## Start ITEMS

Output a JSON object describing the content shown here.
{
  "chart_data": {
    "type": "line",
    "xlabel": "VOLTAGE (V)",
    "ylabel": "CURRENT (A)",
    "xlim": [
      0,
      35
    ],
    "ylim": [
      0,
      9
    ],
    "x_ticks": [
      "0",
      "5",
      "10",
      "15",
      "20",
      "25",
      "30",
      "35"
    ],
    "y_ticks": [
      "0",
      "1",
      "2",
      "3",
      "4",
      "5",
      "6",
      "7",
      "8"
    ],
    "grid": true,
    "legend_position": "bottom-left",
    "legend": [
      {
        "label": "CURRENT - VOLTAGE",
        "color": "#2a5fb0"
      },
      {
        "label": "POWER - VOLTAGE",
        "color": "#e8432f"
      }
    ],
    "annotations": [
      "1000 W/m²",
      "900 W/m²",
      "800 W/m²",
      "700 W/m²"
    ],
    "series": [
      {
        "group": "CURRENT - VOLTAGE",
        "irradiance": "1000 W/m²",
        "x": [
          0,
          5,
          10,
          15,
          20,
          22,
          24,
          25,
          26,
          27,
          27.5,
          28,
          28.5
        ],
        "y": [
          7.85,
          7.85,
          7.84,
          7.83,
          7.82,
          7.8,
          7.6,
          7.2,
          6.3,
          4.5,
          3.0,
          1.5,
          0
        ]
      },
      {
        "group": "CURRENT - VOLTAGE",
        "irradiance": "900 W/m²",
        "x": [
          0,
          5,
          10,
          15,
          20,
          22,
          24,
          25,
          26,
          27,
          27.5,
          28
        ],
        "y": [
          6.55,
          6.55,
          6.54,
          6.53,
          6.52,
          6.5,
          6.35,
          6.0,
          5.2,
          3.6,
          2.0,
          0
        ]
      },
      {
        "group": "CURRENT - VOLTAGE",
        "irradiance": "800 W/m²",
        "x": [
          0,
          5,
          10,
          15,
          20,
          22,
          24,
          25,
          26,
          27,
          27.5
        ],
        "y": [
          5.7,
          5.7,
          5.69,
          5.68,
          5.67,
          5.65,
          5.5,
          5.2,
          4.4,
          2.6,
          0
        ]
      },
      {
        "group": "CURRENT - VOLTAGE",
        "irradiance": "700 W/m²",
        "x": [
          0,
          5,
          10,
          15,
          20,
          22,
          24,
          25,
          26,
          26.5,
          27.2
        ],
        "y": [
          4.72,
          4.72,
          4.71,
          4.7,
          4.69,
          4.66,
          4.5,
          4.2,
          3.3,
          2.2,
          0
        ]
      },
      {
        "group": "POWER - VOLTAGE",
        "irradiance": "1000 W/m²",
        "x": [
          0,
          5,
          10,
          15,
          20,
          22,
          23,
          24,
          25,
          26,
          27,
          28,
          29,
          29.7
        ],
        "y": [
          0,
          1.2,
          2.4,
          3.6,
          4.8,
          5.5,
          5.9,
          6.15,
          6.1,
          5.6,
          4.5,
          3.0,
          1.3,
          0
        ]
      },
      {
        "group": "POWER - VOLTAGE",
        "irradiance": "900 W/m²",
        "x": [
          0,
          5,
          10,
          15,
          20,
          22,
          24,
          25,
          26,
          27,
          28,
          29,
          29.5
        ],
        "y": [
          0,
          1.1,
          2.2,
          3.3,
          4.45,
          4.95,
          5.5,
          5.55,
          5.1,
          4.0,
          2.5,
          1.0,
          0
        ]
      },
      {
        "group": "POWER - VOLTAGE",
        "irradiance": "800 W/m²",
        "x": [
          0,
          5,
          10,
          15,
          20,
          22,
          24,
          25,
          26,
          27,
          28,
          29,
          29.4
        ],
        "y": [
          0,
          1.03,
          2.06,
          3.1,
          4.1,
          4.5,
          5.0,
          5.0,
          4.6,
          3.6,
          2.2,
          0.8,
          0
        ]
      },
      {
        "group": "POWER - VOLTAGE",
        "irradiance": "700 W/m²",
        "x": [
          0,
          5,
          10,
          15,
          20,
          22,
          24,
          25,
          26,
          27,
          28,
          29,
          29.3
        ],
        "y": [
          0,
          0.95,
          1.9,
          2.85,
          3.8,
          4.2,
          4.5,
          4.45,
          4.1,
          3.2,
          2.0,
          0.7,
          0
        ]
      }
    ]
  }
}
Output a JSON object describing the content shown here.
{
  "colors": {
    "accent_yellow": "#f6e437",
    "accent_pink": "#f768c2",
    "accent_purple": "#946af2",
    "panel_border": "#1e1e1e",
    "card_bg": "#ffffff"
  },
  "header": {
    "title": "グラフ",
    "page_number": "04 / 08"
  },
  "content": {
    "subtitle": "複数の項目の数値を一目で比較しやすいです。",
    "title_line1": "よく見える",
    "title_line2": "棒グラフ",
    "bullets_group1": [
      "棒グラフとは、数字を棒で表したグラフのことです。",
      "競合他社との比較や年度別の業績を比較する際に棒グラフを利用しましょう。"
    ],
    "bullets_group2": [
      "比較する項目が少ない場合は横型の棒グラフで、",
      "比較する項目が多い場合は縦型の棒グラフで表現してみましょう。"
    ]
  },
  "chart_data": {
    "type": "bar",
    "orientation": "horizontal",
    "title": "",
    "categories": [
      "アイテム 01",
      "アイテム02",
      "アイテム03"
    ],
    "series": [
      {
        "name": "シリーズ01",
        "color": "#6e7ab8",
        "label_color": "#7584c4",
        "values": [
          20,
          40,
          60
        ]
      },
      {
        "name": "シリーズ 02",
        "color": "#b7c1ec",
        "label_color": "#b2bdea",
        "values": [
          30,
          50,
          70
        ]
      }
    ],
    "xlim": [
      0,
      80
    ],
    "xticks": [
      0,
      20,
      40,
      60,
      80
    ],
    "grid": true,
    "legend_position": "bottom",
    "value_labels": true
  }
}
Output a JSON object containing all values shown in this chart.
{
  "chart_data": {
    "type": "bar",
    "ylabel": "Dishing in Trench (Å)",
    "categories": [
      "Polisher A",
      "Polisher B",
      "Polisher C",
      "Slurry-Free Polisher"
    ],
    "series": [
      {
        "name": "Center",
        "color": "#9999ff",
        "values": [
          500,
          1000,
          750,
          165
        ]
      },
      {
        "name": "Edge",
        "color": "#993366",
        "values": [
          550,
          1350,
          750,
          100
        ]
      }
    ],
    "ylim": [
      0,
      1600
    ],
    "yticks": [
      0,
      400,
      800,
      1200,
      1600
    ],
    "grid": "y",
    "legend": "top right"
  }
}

## End ITEMS

§ WHAT THIS TASK INVOLVES: Write out the material exactly as given.

§ FINAL ANSWER:
Output a JSON object describing the content shown here.
{
  "chart_data": {
    "type": "line",
    "xlabel": "VOLTAGE (V)",
    "ylabel": "CURRENT (A)",
    "xlim": [
      0,
      35
    ],
    "ylim": [
      0,
      9
    ],
    "x_ticks": [
      "0",
      "5",
      "10",
      "15",
      "20",
      "25",
      "30",
      "35"
    ],
    "y_ticks": [
      "0",
      "1",
      "2",
      "3",
      "4",
      "5",
      "6",
      "7",
      "8"
    ],
    "grid": true,
    "legend_position": "bottom-left",
    "legend": [
      {
        "label": "CURRENT - VOLTAGE",
        "color": "#2a5fb0"
      },
      {
        "label": "POWER - VOLTAGE",
        "color": "#e8432f"
      }
    ],
    "annotations": [
      "1000 W/m²",
      "900 W/m²",
      "800 W/m²",
      "700 W/m²"
    ],
    "series": [
      {
        "group": "CURRENT - VOLTAGE",
        "irradiance": "1000 W/m²",
        "x": [
          0,
          5,
          10,
          15,
          20,
          22,
          24,
          25,
          26,
          27,
          27.5,
          28,
          28.5
        ],
        "y": [
          7.85,
          7.85,
          7.84,
          7.83,
          7.82,
          7.8,
          7.6,
          7.2,
          6.3,
          4.5,
          3.0,
          1.5,
          0
        ]
      },
      {
        "group": "CURRENT - VOLTAGE",
        "irradiance": "900 W/m²",
        "x": [
          0,
          5,
          10,
          15,
          20,
          22,
          24,
          25,
          26,
          27,
          27.5,
          28
        ],
        "y": [
          6.55,
          6.55,
          6.54,
          6.53,
          6.52,
          6.5,
          6.35,
          6.0,
          5.2,
          3.6,
          2.0,
          0
        ]
      },
      {
        "group": "CURRENT - VOLTAGE",
        "irradiance": "800 W/m²",
        "x": [
          0,
          5,
          10,
          15,
          20,
          22,
          24,
          25,
          26,
          27,
          27.5
        ],
        "y": [
          5.7,
          5.7,
          5.69,
          5.68,
          5.67,
          5.65,
          5.5,
          5.2,
          4.4,
          2.6,
          0
        ]
      },
      {
        "group": "CURRENT - VOLTAGE",
        "irradiance": "700 W/m²",
        "x": [
          0,
          5,
          10,
          15,
          20,
          22,
          24,
          25,
          26,
          26.5,
          27.2
        ],
        "y": [
          4.72,
          4.72,
          4.71,
          4.7,
          4.69,
          4.66,
          4.5,
          4.2,
          3.3,
          2.2,
          0
        ]
      },
      {
        "group": "POWER - VOLTAGE",
        "irradiance": "1000 W/m²",
        "x": [
          0,
          5,
          10,
          15,
          20,
          22,
          23,
          24,
          25,
          26,
          27,
          28,
          29,
          29.7
        ],
        "y": [
          0,
          1.2,
          2.4,
          3.6,
          4.8,
          5.5,
          5.9,
          6.15,
          6.1,
          5.6,
          4.5,
          3.0,
          1.3,
          0
        ]
      },
      {
        "group": "POWER - VOLTAGE",
        "irradiance": "900 W/m²",
        "x": [
          0,
          5,
          10,
          15,
          20,
          22,
          24,
          25,
          26,
          27,
          28,
          29,
          29.5
        ],
        "y": [
          0,
          1.1,
          2.2,
          3.3,
          4.45,
          4.95,
          5.5,
          5.55,
          5.1,
          4.0,
          2.5,
          1.0,
          0
        ]
      },
      {
        "group": "POWER - VOLTAGE",
        "irradiance": "800 W/m²",
        "x": [
          0,
          5,
          10,
          15,
          20,
          22,
          24,
          25,
          26,
          27,
          28,
          29,
          29.4
        ],
        "y": [
          0,
          1.03,
          2.06,
          3.1,
          4.1,
          4.5,
          5.0,
          5.0,
          4.6,
          3.6,
          2.2,
          0.8,
          0
        ]
      },
      {
        "group": "POWER - VOLTAGE",
        "irradiance": "700 W/m²",
        "x": [
          0,
          5,
          10,
          15,
          20,
          22,
          24,
          25,
          26,
          27,
          28,
          29,
          29.3
        ],
        "y": [
          0,
          0.95,
          1.9,
          2.85,
          3.8,
          4.2,
          4.5,
          4.45,
          4.1,
          3.2,
          2.0,
          0.7,
          0
        ]
      }
    ]
  }
}
Output a JSON object describing the content shown here.
{
  "colors": {
    "accent_yellow": "#f6e437",
    "accent_pink": "#f768c2",
    "accent_purple": "#946af2",
    "panel_border": "#1e1e1e",
    "card_bg": "#ffffff"
  },
  "header": {
    "title": "グラフ",
    "page_number": "04 / 08"
  },
  "content": {
    "subtitle": "複数の項目の数値を一目で比較しやすいです。",
    "title_line1": "よく見える",
    "title_line2": "棒グラフ",
    "bullets_group1": [
      "棒グラフとは、数字を棒で表したグラフのことです。",
      "競合他社との比較や年度別の業績を比較する際に棒グラフを利用しましょう。"
    ],
    "bullets_group2": [
      "比較する項目が少ない場合は横型の棒グラフで、",
      "比較する項目が多い場合は縦型の棒グラフで表現してみましょう。"
    ]
  },
  "chart_data": {
    "type": "bar",
    "orientation": "horizontal",
    "title": "",
    "categories": [
      "アイテム 01",
      "アイテム02",
      "アイテム03"
    ],
    "series": [
      {
        "name": "シリーズ01",
        "color": "#6e7ab8",
        "label_color": "#7584c4",
        "values": [
          20,
          40,
          60
        ]
      },
      {
        "name": "シリーズ 02",
        "color": "#b7c1ec",
        "label_color": "#b2bdea",
        "values": [
          30,
          50,
          70
        ]
      }
    ],
    "xlim": [
      0,
      80
    ],
    "xticks": [
      0,
      20,
      40,
      60,
      80
    ],
    "grid": true,
    "legend_position": "bottom",
    "value_labels": true
  }
}
Output a JSON object containing all values shown in this chart.
{
  "chart_data": {
    "type": "bar",
    "ylabel": "Dishing in Trench (Å)",
    "categories": [
      "Polisher A",
      "Polisher B",
      "Polisher C",
      "Slurry-Free Polisher"
    ],
    "series": [
      {
        "name": "Center",
        "color": "#9999ff",
        "values": [
          500,
          1000,
          750,
          165
        ]
      },
      {
        "name": "Edge",
        "color": "#993366",
        "values": [
          550,
          1350,
          750,
          100
        ]
      }
    ],
    "ylim": [
      0,
      1600
    ],
    "yticks": [
      0,
      400,
      800,
      1200,
      1600
    ],
    "grid": "y",
    "legend": "top right"
  }
}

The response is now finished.